→ TASK STATEMENT
Count each line below that has "this" anywhere in it. Answer with the total alone.

→ DATA TO PROCESS
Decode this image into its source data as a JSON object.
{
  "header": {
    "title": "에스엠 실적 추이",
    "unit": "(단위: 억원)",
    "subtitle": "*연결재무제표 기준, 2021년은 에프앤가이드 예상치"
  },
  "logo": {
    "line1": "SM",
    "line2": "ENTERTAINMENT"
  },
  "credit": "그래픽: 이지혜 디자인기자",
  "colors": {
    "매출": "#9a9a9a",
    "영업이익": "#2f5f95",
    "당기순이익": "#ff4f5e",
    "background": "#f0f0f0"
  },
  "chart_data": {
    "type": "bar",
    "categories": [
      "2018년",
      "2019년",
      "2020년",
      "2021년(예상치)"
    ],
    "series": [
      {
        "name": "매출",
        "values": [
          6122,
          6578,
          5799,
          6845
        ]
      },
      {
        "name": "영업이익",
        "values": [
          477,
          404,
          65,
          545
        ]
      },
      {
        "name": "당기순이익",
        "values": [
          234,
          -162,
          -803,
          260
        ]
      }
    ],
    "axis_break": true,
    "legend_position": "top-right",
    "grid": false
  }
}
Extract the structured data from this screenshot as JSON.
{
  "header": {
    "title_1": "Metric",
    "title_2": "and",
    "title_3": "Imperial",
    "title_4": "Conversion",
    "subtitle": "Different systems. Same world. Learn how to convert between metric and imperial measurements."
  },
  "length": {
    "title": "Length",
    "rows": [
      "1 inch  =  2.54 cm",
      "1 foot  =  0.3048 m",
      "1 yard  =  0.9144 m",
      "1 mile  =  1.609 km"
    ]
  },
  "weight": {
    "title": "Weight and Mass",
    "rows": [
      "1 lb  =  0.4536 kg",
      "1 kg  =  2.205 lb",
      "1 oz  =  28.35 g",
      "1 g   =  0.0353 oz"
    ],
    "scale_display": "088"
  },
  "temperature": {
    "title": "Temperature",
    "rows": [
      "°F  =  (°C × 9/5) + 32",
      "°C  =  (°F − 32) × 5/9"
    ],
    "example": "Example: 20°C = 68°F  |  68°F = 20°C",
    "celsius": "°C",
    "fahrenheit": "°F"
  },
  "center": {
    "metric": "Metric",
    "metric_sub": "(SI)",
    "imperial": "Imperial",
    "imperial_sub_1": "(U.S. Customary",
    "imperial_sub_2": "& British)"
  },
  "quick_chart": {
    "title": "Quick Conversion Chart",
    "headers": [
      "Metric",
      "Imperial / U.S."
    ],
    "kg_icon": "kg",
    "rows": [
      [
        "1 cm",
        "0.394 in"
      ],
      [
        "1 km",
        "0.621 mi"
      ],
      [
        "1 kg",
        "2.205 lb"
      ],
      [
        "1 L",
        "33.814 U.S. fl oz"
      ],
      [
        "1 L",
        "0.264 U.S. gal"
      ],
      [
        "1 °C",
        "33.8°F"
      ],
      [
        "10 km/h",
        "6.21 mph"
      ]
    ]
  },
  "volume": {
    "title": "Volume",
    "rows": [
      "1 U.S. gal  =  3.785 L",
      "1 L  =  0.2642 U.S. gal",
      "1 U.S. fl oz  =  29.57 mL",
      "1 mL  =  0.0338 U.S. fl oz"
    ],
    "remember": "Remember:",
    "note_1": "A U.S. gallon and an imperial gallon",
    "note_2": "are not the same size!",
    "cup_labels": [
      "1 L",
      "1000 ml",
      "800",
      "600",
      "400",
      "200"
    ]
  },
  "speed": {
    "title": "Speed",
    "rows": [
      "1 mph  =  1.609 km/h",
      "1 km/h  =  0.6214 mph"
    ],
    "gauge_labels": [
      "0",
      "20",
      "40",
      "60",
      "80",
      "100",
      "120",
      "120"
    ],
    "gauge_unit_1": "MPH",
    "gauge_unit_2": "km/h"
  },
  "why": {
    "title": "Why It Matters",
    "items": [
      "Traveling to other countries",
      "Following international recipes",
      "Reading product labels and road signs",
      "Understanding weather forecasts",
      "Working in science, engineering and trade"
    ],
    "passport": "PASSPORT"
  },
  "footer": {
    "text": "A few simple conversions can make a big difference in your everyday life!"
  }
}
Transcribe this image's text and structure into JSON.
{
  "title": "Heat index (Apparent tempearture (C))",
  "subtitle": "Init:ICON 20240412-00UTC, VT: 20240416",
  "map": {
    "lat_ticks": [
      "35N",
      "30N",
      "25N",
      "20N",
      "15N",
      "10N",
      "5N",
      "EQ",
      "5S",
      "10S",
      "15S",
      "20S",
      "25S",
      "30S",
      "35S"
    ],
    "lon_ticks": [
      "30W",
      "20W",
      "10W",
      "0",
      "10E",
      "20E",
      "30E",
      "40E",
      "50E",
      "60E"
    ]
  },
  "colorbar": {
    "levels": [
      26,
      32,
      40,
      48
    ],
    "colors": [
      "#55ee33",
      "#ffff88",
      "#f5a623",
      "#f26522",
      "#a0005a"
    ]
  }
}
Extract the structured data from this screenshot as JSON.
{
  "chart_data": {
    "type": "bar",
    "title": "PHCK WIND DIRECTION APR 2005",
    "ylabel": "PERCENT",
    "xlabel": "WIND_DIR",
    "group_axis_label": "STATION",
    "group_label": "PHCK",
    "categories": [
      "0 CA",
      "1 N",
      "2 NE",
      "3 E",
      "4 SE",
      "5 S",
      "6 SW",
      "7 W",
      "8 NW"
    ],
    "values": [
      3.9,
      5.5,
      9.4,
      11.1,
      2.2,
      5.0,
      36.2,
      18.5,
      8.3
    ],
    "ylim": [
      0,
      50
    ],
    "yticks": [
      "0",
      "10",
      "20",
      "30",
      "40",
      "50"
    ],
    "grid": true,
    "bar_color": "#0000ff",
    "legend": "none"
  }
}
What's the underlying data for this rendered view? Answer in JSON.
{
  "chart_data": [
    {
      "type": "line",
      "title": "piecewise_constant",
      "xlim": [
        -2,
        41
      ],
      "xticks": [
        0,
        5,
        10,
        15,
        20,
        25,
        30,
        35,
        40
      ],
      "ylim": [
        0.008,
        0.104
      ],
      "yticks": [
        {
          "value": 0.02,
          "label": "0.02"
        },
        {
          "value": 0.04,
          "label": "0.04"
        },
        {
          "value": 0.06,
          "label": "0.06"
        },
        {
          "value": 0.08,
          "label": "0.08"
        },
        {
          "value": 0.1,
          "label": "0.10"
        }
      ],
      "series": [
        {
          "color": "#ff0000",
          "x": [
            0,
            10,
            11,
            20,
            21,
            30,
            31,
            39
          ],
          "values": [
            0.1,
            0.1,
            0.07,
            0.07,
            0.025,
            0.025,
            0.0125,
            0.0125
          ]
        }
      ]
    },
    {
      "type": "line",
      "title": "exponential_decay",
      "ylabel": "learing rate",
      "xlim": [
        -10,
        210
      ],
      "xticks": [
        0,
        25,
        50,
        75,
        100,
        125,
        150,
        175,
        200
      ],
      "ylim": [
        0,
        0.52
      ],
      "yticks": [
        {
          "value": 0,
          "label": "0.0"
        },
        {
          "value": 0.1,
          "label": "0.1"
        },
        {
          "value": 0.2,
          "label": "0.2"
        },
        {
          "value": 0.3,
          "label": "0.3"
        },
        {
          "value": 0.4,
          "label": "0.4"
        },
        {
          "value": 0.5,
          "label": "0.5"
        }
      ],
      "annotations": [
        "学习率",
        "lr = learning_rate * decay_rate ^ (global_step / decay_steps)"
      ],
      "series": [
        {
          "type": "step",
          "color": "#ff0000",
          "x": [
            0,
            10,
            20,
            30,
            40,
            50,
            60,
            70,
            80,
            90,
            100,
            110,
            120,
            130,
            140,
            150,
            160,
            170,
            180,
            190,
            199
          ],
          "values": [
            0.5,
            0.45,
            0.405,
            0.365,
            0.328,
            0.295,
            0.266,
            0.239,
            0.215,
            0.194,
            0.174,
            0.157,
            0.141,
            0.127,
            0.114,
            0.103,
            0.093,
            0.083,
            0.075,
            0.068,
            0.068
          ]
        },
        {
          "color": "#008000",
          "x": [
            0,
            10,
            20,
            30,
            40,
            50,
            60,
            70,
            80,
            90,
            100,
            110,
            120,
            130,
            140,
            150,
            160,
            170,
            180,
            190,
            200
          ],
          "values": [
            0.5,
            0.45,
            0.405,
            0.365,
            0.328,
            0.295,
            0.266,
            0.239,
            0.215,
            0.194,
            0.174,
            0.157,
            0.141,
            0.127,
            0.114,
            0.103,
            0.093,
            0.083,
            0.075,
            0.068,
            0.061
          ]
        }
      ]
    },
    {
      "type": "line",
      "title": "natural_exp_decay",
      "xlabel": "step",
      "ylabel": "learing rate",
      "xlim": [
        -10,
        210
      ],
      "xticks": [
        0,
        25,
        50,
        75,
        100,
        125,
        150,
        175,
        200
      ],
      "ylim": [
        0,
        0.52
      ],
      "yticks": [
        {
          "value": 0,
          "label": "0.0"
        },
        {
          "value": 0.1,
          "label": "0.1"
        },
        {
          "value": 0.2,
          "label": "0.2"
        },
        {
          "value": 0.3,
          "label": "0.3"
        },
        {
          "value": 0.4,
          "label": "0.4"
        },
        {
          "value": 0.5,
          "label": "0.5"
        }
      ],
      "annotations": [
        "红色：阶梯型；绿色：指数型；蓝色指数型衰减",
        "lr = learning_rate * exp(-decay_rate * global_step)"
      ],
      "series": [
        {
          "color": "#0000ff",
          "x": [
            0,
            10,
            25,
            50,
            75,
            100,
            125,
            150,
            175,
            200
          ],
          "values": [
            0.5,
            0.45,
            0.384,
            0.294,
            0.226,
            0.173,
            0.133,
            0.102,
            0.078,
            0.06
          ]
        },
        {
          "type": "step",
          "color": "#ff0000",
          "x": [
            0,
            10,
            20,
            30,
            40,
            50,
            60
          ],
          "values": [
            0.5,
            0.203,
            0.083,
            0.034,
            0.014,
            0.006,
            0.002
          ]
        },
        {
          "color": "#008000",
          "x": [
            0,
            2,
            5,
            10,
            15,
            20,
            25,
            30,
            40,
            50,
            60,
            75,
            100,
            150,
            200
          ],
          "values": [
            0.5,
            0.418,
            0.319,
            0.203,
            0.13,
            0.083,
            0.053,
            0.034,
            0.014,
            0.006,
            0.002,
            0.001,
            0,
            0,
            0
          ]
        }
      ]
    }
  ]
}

→ EXERCISE ANSWER
5